- What you will do
Copy out all the lines in the records that include the word "color".

Dataset records on visual material
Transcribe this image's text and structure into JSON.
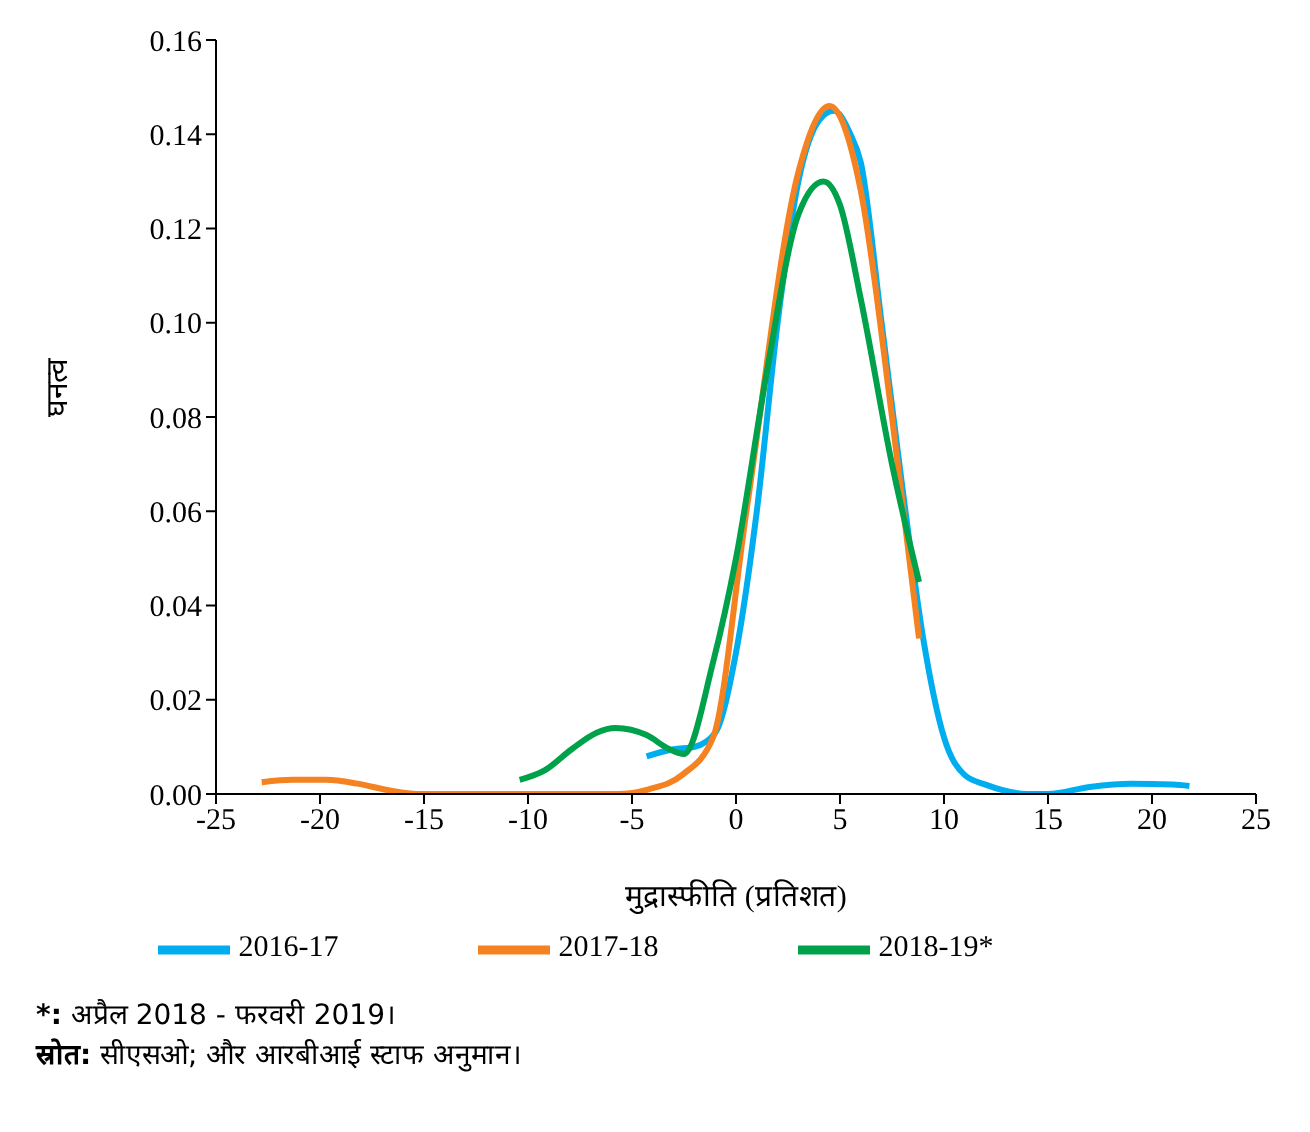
{
  "chart_data": {
    "type": "line",
    "xlabel": "मुद्रास्फीति (प्रतिशत)",
    "ylabel": "घनत्व",
    "xlim": [
      -25,
      25
    ],
    "xticks": [
      -25,
      -20,
      -15,
      -10,
      -5,
      0,
      5,
      10,
      15,
      20,
      25
    ],
    "ylim": [
      0,
      0.16
    ],
    "yticks": [
      {
        "value": 0,
        "label": "0.00"
      },
      {
        "value": 0.02,
        "label": "0.02"
      },
      {
        "value": 0.04,
        "label": "0.04"
      },
      {
        "value": 0.06,
        "label": "0.06"
      },
      {
        "value": 0.08,
        "label": "0.08"
      },
      {
        "value": 0.1,
        "label": "0.10"
      },
      {
        "value": 0.12,
        "label": "0.12"
      },
      {
        "value": 0.14,
        "label": "0.14"
      },
      {
        "value": 0.16,
        "label": "0.16"
      }
    ],
    "grid": false,
    "legend": "bottom",
    "marker": "none",
    "line_style": "solid",
    "series": [
      {
        "name": "2016-17",
        "color": "#00aeef",
        "x": [
          -4.3,
          -3,
          -2,
          -1,
          0,
          1,
          2,
          3,
          4,
          4.7,
          5.5,
          6,
          7,
          8,
          9,
          10,
          11,
          12,
          14,
          15,
          17,
          19,
          21,
          21.8
        ],
        "values": [
          0.008,
          0.0095,
          0.01,
          0.013,
          0.03,
          0.06,
          0.1,
          0.13,
          0.143,
          0.145,
          0.14,
          0.134,
          0.1,
          0.065,
          0.033,
          0.012,
          0.004,
          0.002,
          0,
          0,
          0.0015,
          0.0022,
          0.002,
          0.0017
        ]
      },
      {
        "name": "2017-18",
        "color": "#f58220",
        "x": [
          -22.8,
          -21.3,
          -19.7,
          -18.2,
          -16.7,
          -15.3,
          -10,
          -5.7,
          -4.2,
          -2.6,
          -1.1,
          0.5,
          3,
          4.5,
          6,
          7.5,
          8.8
        ],
        "values": [
          0.0025,
          0.003,
          0.003,
          0.0022,
          0.0008,
          0,
          0,
          0,
          0.001,
          0.004,
          0.012,
          0.06,
          0.132,
          0.146,
          0.128,
          0.08,
          0.033
        ]
      },
      {
        "name": "2018-19*",
        "color": "#00a14b",
        "x": [
          -10.4,
          -9.2,
          -7.9,
          -6.7,
          -5.8,
          -4.3,
          -3.2,
          -2.5,
          -1.1,
          0,
          1.5,
          3,
          4.2,
          5,
          6,
          7.5,
          8.8
        ],
        "values": [
          0.003,
          0.005,
          0.0095,
          0.013,
          0.014,
          0.0125,
          0.0095,
          0.0085,
          0.028,
          0.05,
          0.09,
          0.123,
          0.13,
          0.125,
          0.105,
          0.07,
          0.045
        ]
      }
    ],
    "annotations": [
      "*: अप्रैल 2018 - फरवरी 2019।",
      "स्रोत: सीएसओ; और आरबीआई स्टाफ अनुमान।"
    ]
  }
}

- Output below
        "color": "#00aeef",
        "color": "#f58220",
        "color": "#00a14b",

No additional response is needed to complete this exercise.